→ Extracted material:
Segment Open
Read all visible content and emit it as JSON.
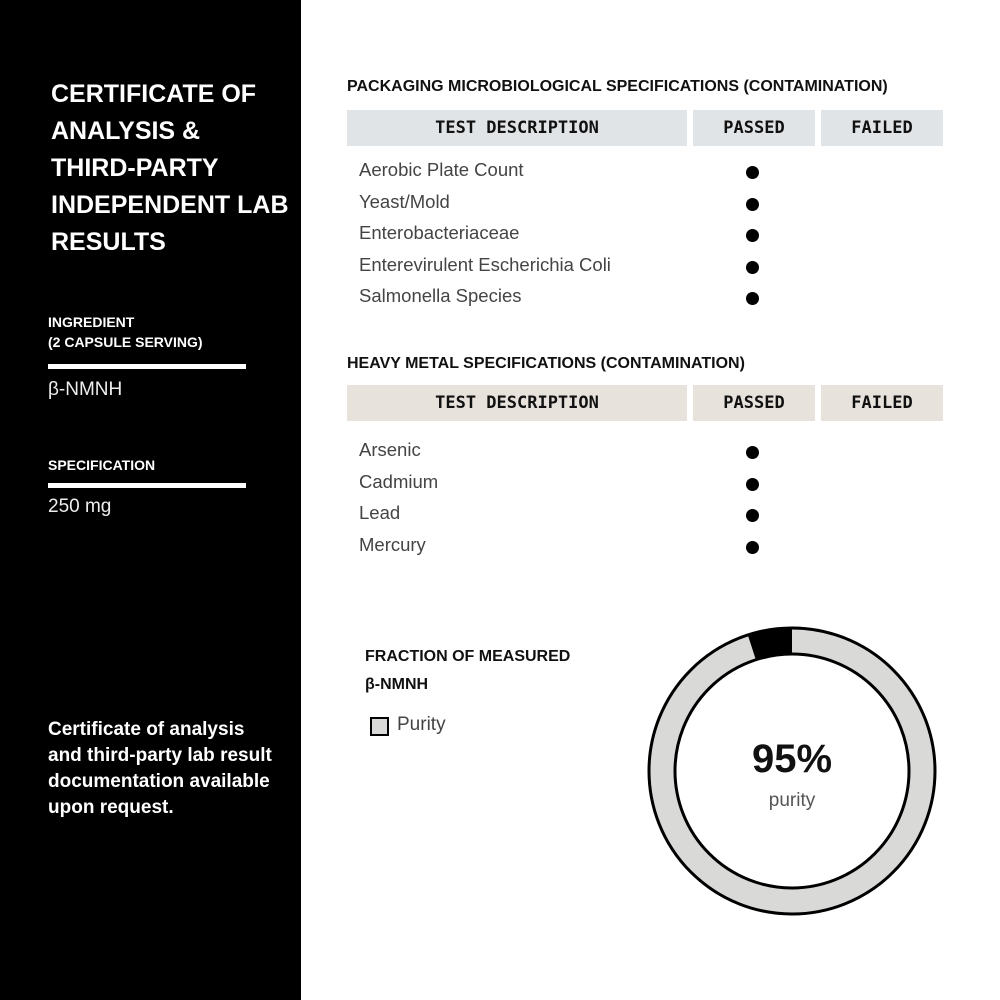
{
  "sidebar": {
    "title": "CERTIFICATE OF ANALYSIS & THIRD-PARTY INDEPENDENT LAB RESULTS",
    "ingredient_label_1": "INGREDIENT",
    "ingredient_label_2": "(2 CAPSULE SERVING)",
    "ingredient": "β-NMNH",
    "spec_label": "SPECIFICATION",
    "spec": "250 mg",
    "note": "Certificate of analysis and third-party lab result documentation available upon request."
  },
  "micro": {
    "title": "PACKAGING MICROBIOLOGICAL SPECIFICATIONS (CONTAMINATION)",
    "header_color": "#e1e4e7",
    "headers": [
      "TEST DESCRIPTION",
      "PASSED",
      "FAILED"
    ],
    "rows": [
      {
        "name": "Aerobic Plate Count",
        "result": "passed"
      },
      {
        "name": "Yeast/Mold",
        "result": "passed"
      },
      {
        "name": "Enterobacteriaceae",
        "result": "passed"
      },
      {
        "name": "Enterevirulent Escherichia Coli",
        "result": "passed"
      },
      {
        "name": "Salmonella Species",
        "result": "passed"
      }
    ]
  },
  "metal": {
    "title": "HEAVY METAL SPECIFICATIONS (CONTAMINATION)",
    "header_color": "#e8e2dc",
    "headers": [
      "TEST DESCRIPTION",
      "PASSED",
      "FAILED"
    ],
    "rows": [
      {
        "name": "Arsenic",
        "result": "passed"
      },
      {
        "name": "Cadmium",
        "result": "passed"
      },
      {
        "name": "Lead",
        "result": "passed"
      },
      {
        "name": "Mercury",
        "result": "passed"
      }
    ]
  },
  "purity": {
    "title_1": "FRACTION OF MEASURED",
    "title_2": "β-NMNH",
    "legend": "Purity",
    "value_text": "95%",
    "value_label": "purity",
    "value": 95,
    "ring_color": "#d9dad8",
    "rest_color": "#000000"
  }
}
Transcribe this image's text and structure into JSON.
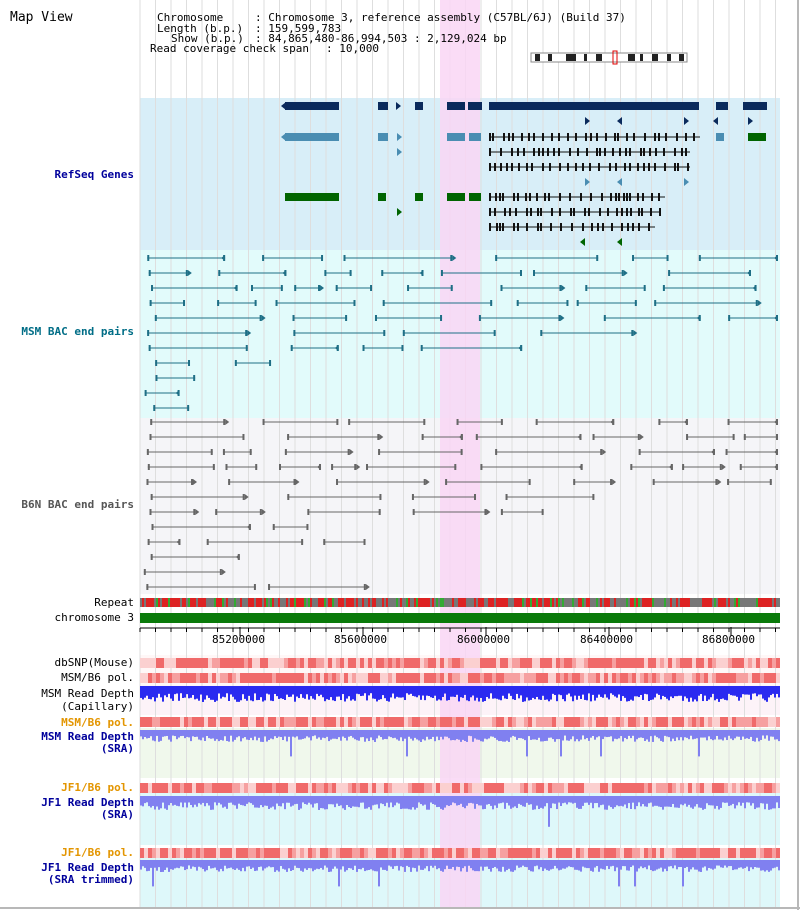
{
  "title": "Map View",
  "info": {
    "chromosome_label": "Chromosome",
    "chromosome_value": ": Chromosome 3, reference assembly (C57BL/6J) (Build 37)",
    "length_label": "Length (b.p.)",
    "length_value": ": 159,599,783",
    "show_label": "Show (b.p.)",
    "show_value": ": 84,865,480-86,994,503 : 2,129,024 bp",
    "span_label": "Read coverage check span",
    "span_value": ": 10,000"
  },
  "tracks": {
    "refseq": "RefSeq Genes",
    "msm_bac": "MSM BAC end pairs",
    "b6n_bac": "B6N BAC end pairs",
    "repeat": "Repeat",
    "chromosome": "chromosome 3",
    "dbsnp": "dbSNP(Mouse)",
    "msm_b6_pol_1": "MSM/B6 pol.",
    "msm_read_depth_cap_1": "MSM Read Depth",
    "msm_read_depth_cap_2": "(Capillary)",
    "msm_b6_pol_2": "MSM/B6 pol.",
    "msm_read_depth_sra_1": "MSM Read Depth",
    "msm_read_depth_sra_2": "(SRA)",
    "jf1_b6_pol_1": "JF1/B6 pol.",
    "jf1_read_depth_sra_1": "JF1 Read Depth",
    "jf1_read_depth_sra_2": "(SRA)",
    "jf1_b6_pol_2": "JF1/B6 pol.",
    "jf1_read_depth_trim_1": "JF1 Read Depth",
    "jf1_read_depth_trim_2": "(SRA trimmed)"
  },
  "axis_ticks": [
    "85200000",
    "85600000",
    "86000000",
    "86400000",
    "86800000"
  ],
  "colors": {
    "refseq_bg": "#d8eef8",
    "msm_bg": "#e2fbfb",
    "b6n_bg": "#f5f5f8",
    "highlight": "#f9d6f4",
    "gene_dark": "#0a2a5c",
    "gene_mid": "#4a8db2",
    "gene_green": "#006400",
    "gene_black": "#111111",
    "bac_teal": "#1f6f86",
    "bac_grey": "#666666",
    "chromosome_bar": "#0a7a0a",
    "snp_red": "#f07070",
    "depth_blue": "#2a2af0",
    "depth_lavender": "#8080f0"
  }
}
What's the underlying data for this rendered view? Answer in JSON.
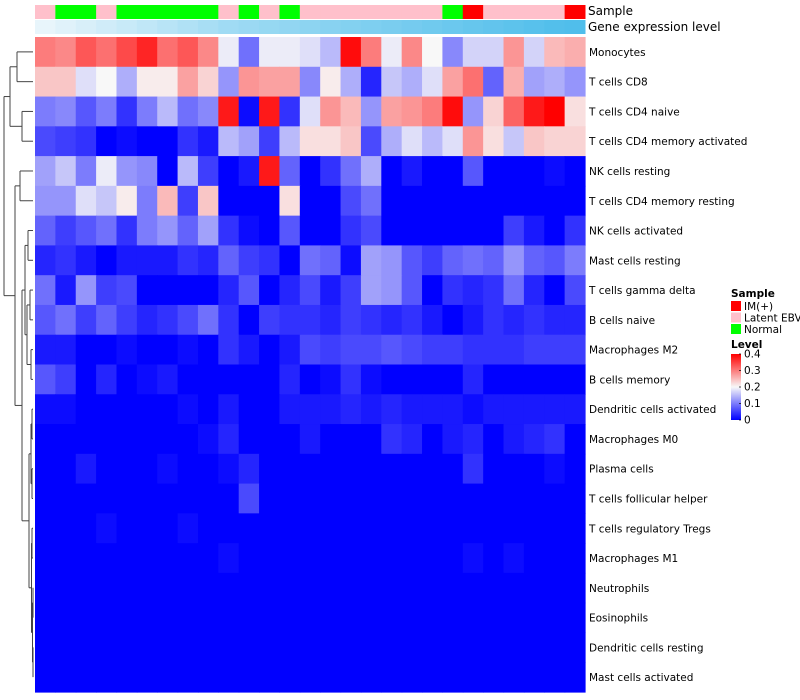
{
  "chart_data": {
    "type": "heatmap",
    "title": "",
    "annotation_labels": {
      "sample": "Sample",
      "gene_expression": "Gene expression level"
    },
    "sample_groups": [
      "Latent EBV",
      "Normal",
      "Normal",
      "Latent EBV",
      "Normal",
      "Normal",
      "Normal",
      "Normal",
      "Normal",
      "Latent EBV",
      "Normal",
      "Latent EBV",
      "Normal",
      "Latent EBV",
      "Latent EBV",
      "Latent EBV",
      "Latent EBV",
      "Latent EBV",
      "Latent EBV",
      "Latent EBV",
      "Normal",
      "IM(+)",
      "Latent EBV",
      "Latent EBV",
      "Latent EBV",
      "Latent EBV",
      "IM(+)"
    ],
    "gene_expression_level": [
      0.05,
      0.1,
      0.15,
      0.2,
      0.25,
      0.3,
      0.35,
      0.4,
      0.45,
      0.5,
      0.53,
      0.56,
      0.59,
      0.62,
      0.65,
      0.68,
      0.71,
      0.74,
      0.77,
      0.8,
      0.83,
      0.86,
      0.89,
      0.92,
      0.95,
      0.98,
      1.0
    ],
    "rows": [
      "Monocytes",
      "T cells CD8",
      "T cells CD4 naive",
      "T cells CD4 memory activated",
      "NK cells resting",
      "T cells CD4 memory resting",
      "NK cells activated",
      "Mast cells resting",
      "T cells gamma delta",
      "B cells naive",
      "Macrophages M2",
      "B cells memory",
      "Dendritic cells activated",
      "Macrophages M0",
      "Plasma cells",
      "T cells follicular helper",
      "T cells regulatory  Tregs",
      "Macrophages M1",
      "Neutrophils",
      "Eosinophils",
      "Dendritic cells resting",
      "Mast cells activated"
    ],
    "values": [
      [
        0.3,
        0.29,
        0.33,
        0.31,
        0.34,
        0.37,
        0.31,
        0.33,
        0.29,
        0.19,
        0.09,
        0.19,
        0.19,
        0.18,
        0.15,
        0.39,
        0.3,
        0.19,
        0.29,
        0.2,
        0.11,
        0.17,
        0.17,
        0.28,
        0.17,
        0.25,
        0.26
      ],
      [
        0.24,
        0.24,
        0.18,
        0.2,
        0.14,
        0.21,
        0.21,
        0.27,
        0.23,
        0.12,
        0.28,
        0.27,
        0.27,
        0.11,
        0.21,
        0.14,
        0.03,
        0.16,
        0.14,
        0.18,
        0.27,
        0.31,
        0.08,
        0.26,
        0.13,
        0.14,
        0.12
      ],
      [
        0.1,
        0.11,
        0.07,
        0.1,
        0.04,
        0.1,
        0.15,
        0.09,
        0.11,
        0.38,
        0.01,
        0.38,
        0.04,
        0.18,
        0.28,
        0.25,
        0.12,
        0.27,
        0.28,
        0.3,
        0.39,
        0.12,
        0.23,
        0.32,
        0.38,
        0.4,
        0.22
      ],
      [
        0.06,
        0.05,
        0.04,
        0.0,
        0.01,
        0.0,
        0.0,
        0.04,
        0.02,
        0.15,
        0.13,
        0.05,
        0.15,
        0.22,
        0.22,
        0.24,
        0.06,
        0.14,
        0.18,
        0.15,
        0.18,
        0.28,
        0.22,
        0.16,
        0.24,
        0.23,
        0.23
      ],
      [
        0.13,
        0.16,
        0.1,
        0.19,
        0.12,
        0.11,
        0.0,
        0.15,
        0.05,
        0.0,
        0.02,
        0.38,
        0.08,
        0.0,
        0.04,
        0.09,
        0.14,
        0.0,
        0.02,
        0.0,
        0.0,
        0.07,
        0.0,
        0.0,
        0.0,
        0.01,
        0.0
      ],
      [
        0.12,
        0.12,
        0.18,
        0.16,
        0.21,
        0.1,
        0.25,
        0.05,
        0.24,
        0.0,
        0.0,
        0.0,
        0.22,
        0.0,
        0.0,
        0.06,
        0.09,
        0.0,
        0.0,
        0.0,
        0.0,
        0.0,
        0.0,
        0.0,
        0.0,
        0.0,
        0.0
      ],
      [
        0.08,
        0.05,
        0.07,
        0.09,
        0.04,
        0.1,
        0.12,
        0.08,
        0.13,
        0.04,
        0.01,
        0.0,
        0.07,
        0.0,
        0.0,
        0.04,
        0.06,
        0.0,
        0.0,
        0.0,
        0.0,
        0.0,
        0.0,
        0.05,
        0.02,
        0.0,
        0.04
      ],
      [
        0.03,
        0.04,
        0.02,
        0.0,
        0.02,
        0.02,
        0.02,
        0.04,
        0.03,
        0.08,
        0.05,
        0.04,
        0.0,
        0.09,
        0.08,
        0.01,
        0.13,
        0.12,
        0.07,
        0.05,
        0.08,
        0.09,
        0.08,
        0.12,
        0.08,
        0.07,
        0.1
      ],
      [
        0.09,
        0.02,
        0.12,
        0.05,
        0.06,
        0.0,
        0.0,
        0.0,
        0.0,
        0.03,
        0.07,
        0.0,
        0.03,
        0.06,
        0.02,
        0.05,
        0.13,
        0.12,
        0.07,
        0.0,
        0.04,
        0.03,
        0.04,
        0.09,
        0.03,
        0.0,
        0.06
      ],
      [
        0.07,
        0.09,
        0.05,
        0.08,
        0.05,
        0.03,
        0.04,
        0.06,
        0.09,
        0.04,
        0.0,
        0.05,
        0.04,
        0.04,
        0.03,
        0.05,
        0.04,
        0.03,
        0.04,
        0.02,
        0.0,
        0.02,
        0.04,
        0.03,
        0.04,
        0.03,
        0.03
      ],
      [
        0.02,
        0.02,
        0.0,
        0.0,
        0.01,
        0.0,
        0.0,
        0.01,
        0.0,
        0.04,
        0.02,
        0.0,
        0.02,
        0.06,
        0.05,
        0.06,
        0.06,
        0.07,
        0.06,
        0.05,
        0.05,
        0.04,
        0.04,
        0.04,
        0.05,
        0.05,
        0.05
      ],
      [
        0.07,
        0.05,
        0.0,
        0.03,
        0.0,
        0.01,
        0.02,
        0.0,
        0.0,
        0.0,
        0.0,
        0.0,
        0.03,
        0.0,
        0.01,
        0.04,
        0.01,
        0.0,
        0.0,
        0.0,
        0.0,
        0.03,
        0.0,
        0.0,
        0.0,
        0.0,
        0.0
      ],
      [
        0.01,
        0.01,
        0.0,
        0.0,
        0.0,
        0.0,
        0.0,
        0.01,
        0.0,
        0.02,
        0.0,
        0.0,
        0.02,
        0.02,
        0.02,
        0.03,
        0.02,
        0.03,
        0.02,
        0.02,
        0.02,
        0.01,
        0.02,
        0.02,
        0.02,
        0.02,
        0.02
      ],
      [
        0.0,
        0.0,
        0.0,
        0.0,
        0.0,
        0.0,
        0.0,
        0.0,
        0.01,
        0.03,
        0.0,
        0.0,
        0.0,
        0.02,
        0.0,
        0.0,
        0.0,
        0.04,
        0.03,
        0.0,
        0.02,
        0.03,
        0.0,
        0.02,
        0.03,
        0.04,
        0.0
      ],
      [
        0.0,
        0.0,
        0.02,
        0.0,
        0.0,
        0.0,
        0.01,
        0.0,
        0.0,
        0.01,
        0.03,
        0.0,
        0.0,
        0.0,
        0.0,
        0.0,
        0.0,
        0.0,
        0.0,
        0.0,
        0.0,
        0.04,
        0.0,
        0.0,
        0.0,
        0.01,
        0.0
      ],
      [
        0.0,
        0.0,
        0.0,
        0.0,
        0.0,
        0.0,
        0.0,
        0.0,
        0.0,
        0.0,
        0.06,
        0.0,
        0.0,
        0.0,
        0.0,
        0.0,
        0.0,
        0.0,
        0.0,
        0.0,
        0.0,
        0.0,
        0.0,
        0.0,
        0.0,
        0.0,
        0.0
      ],
      [
        0.0,
        0.0,
        0.0,
        0.01,
        0.0,
        0.0,
        0.0,
        0.01,
        0.0,
        0.0,
        0.0,
        0.0,
        0.0,
        0.0,
        0.0,
        0.0,
        0.0,
        0.0,
        0.0,
        0.0,
        0.0,
        0.0,
        0.0,
        0.0,
        0.0,
        0.0,
        0.0
      ],
      [
        0.0,
        0.0,
        0.0,
        0.0,
        0.0,
        0.0,
        0.0,
        0.0,
        0.0,
        0.01,
        0.0,
        0.0,
        0.0,
        0.0,
        0.0,
        0.0,
        0.0,
        0.0,
        0.0,
        0.0,
        0.0,
        0.01,
        0.0,
        0.01,
        0.0,
        0.0,
        0.0
      ],
      [
        0.0,
        0.0,
        0.0,
        0.0,
        0.0,
        0.0,
        0.0,
        0.0,
        0.0,
        0.0,
        0.0,
        0.0,
        0.0,
        0.0,
        0.0,
        0.0,
        0.0,
        0.0,
        0.0,
        0.0,
        0.0,
        0.0,
        0.0,
        0.0,
        0.0,
        0.0,
        0.0
      ],
      [
        0.0,
        0.0,
        0.0,
        0.0,
        0.0,
        0.0,
        0.0,
        0.0,
        0.0,
        0.0,
        0.0,
        0.0,
        0.0,
        0.0,
        0.0,
        0.0,
        0.0,
        0.0,
        0.0,
        0.0,
        0.0,
        0.0,
        0.0,
        0.0,
        0.0,
        0.0,
        0.0
      ],
      [
        0.0,
        0.0,
        0.0,
        0.0,
        0.0,
        0.0,
        0.0,
        0.0,
        0.0,
        0.0,
        0.0,
        0.0,
        0.0,
        0.0,
        0.0,
        0.0,
        0.0,
        0.0,
        0.0,
        0.0,
        0.0,
        0.0,
        0.0,
        0.0,
        0.0,
        0.0,
        0.0
      ],
      [
        0.0,
        0.0,
        0.0,
        0.0,
        0.0,
        0.0,
        0.0,
        0.0,
        0.0,
        0.0,
        0.0,
        0.0,
        0.0,
        0.0,
        0.0,
        0.0,
        0.0,
        0.0,
        0.0,
        0.0,
        0.0,
        0.0,
        0.0,
        0.0,
        0.0,
        0.0,
        0.0
      ]
    ],
    "legend": {
      "sample_title": "Sample",
      "sample_entries": [
        {
          "label": "IM(+)",
          "color": "#ff0000"
        },
        {
          "label": "Latent EBV",
          "color": "#ffc0cb"
        },
        {
          "label": "Normal",
          "color": "#00ff00"
        }
      ],
      "level_title": "Level",
      "level_ticks": [
        "0.4",
        "0.3",
        "0.2",
        "0.1",
        "0"
      ],
      "level_tick_values": [
        0.4,
        0.3,
        0.2,
        0.1,
        0
      ],
      "range": [
        0,
        0.4
      ],
      "colors": {
        "low": "#0000ff",
        "mid": "#f8f8f8",
        "high": "#ff0000"
      },
      "placement": "right"
    },
    "dendrogram": "left"
  }
}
Segment Closed
→ Your goal:
When a line in the entries above holds the word "Dendritic", add it to the count, then state only the count.

→ Exercise solution:
2